Locate the string "JSON" in the records below. Copy every line where it occurs.

> **Supplied data**:
※ ※ ※
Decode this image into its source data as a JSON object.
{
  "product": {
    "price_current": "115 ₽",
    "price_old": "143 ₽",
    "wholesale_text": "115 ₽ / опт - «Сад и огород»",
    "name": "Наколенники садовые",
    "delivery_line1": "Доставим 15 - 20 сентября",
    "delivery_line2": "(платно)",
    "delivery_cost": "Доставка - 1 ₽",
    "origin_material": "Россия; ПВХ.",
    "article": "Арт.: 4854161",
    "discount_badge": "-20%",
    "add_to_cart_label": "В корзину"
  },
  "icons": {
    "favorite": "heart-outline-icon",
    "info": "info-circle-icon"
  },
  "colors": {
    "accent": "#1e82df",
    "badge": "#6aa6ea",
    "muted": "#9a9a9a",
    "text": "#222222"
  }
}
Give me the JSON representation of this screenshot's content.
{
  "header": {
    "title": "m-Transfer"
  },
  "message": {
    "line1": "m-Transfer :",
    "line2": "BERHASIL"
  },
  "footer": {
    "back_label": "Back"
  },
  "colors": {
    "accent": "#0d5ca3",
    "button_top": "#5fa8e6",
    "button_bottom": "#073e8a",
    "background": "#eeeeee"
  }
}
※ ※ ※
> **Written solution**:
Decode this image into its source data as a JSON object.
Give me the JSON representation of this screenshot's content.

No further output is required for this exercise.